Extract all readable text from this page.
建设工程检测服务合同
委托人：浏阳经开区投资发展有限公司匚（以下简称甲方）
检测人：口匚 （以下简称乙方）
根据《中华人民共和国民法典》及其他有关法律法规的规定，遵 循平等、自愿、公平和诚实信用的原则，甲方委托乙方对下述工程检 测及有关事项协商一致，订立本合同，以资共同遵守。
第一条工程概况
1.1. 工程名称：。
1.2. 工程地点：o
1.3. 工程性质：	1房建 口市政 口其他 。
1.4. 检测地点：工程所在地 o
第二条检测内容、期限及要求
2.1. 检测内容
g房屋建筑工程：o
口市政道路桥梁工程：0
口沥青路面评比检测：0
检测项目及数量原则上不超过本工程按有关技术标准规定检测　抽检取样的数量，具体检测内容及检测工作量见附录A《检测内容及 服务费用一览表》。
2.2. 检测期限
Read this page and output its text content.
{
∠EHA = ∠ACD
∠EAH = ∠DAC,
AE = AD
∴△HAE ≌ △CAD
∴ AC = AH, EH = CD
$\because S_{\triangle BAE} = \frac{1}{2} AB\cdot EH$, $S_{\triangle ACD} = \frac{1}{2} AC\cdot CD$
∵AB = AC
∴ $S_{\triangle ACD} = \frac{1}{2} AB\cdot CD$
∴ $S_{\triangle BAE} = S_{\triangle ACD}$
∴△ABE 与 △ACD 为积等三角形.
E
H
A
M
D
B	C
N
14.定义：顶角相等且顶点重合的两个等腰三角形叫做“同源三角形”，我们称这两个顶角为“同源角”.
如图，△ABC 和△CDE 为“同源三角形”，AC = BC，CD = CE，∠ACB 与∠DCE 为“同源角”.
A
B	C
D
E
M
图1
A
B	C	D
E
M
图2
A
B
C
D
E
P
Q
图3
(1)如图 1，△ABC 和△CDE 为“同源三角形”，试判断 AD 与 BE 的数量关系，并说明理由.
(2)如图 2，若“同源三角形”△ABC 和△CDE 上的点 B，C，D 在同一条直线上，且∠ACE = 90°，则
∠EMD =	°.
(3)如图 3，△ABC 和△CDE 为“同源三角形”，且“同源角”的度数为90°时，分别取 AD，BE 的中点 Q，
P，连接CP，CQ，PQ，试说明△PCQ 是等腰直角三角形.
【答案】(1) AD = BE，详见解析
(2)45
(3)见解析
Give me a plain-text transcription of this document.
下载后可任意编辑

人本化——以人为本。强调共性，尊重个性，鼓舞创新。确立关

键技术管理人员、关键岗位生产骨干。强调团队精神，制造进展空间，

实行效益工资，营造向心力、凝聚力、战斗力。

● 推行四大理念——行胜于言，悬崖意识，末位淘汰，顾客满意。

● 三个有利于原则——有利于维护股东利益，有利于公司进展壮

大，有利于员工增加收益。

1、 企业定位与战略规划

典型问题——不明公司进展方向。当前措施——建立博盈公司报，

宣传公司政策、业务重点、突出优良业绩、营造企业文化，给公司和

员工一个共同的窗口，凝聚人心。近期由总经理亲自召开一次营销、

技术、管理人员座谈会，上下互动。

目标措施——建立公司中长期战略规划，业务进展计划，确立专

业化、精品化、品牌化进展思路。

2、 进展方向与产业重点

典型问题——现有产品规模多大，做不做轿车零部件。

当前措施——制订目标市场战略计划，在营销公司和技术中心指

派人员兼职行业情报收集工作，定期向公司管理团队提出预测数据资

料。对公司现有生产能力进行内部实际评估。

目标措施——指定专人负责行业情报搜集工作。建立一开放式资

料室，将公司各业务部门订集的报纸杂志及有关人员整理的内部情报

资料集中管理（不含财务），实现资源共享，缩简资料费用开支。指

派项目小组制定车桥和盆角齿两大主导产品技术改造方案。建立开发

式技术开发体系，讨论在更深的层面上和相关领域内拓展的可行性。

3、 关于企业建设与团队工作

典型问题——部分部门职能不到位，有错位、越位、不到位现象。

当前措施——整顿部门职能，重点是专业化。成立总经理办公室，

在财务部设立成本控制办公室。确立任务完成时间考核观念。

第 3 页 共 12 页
----------------------------------------
### Written task
Of the lines in this listing, how many contain "目标措施"? Reply with the number and nothing more.

### Finished answer
2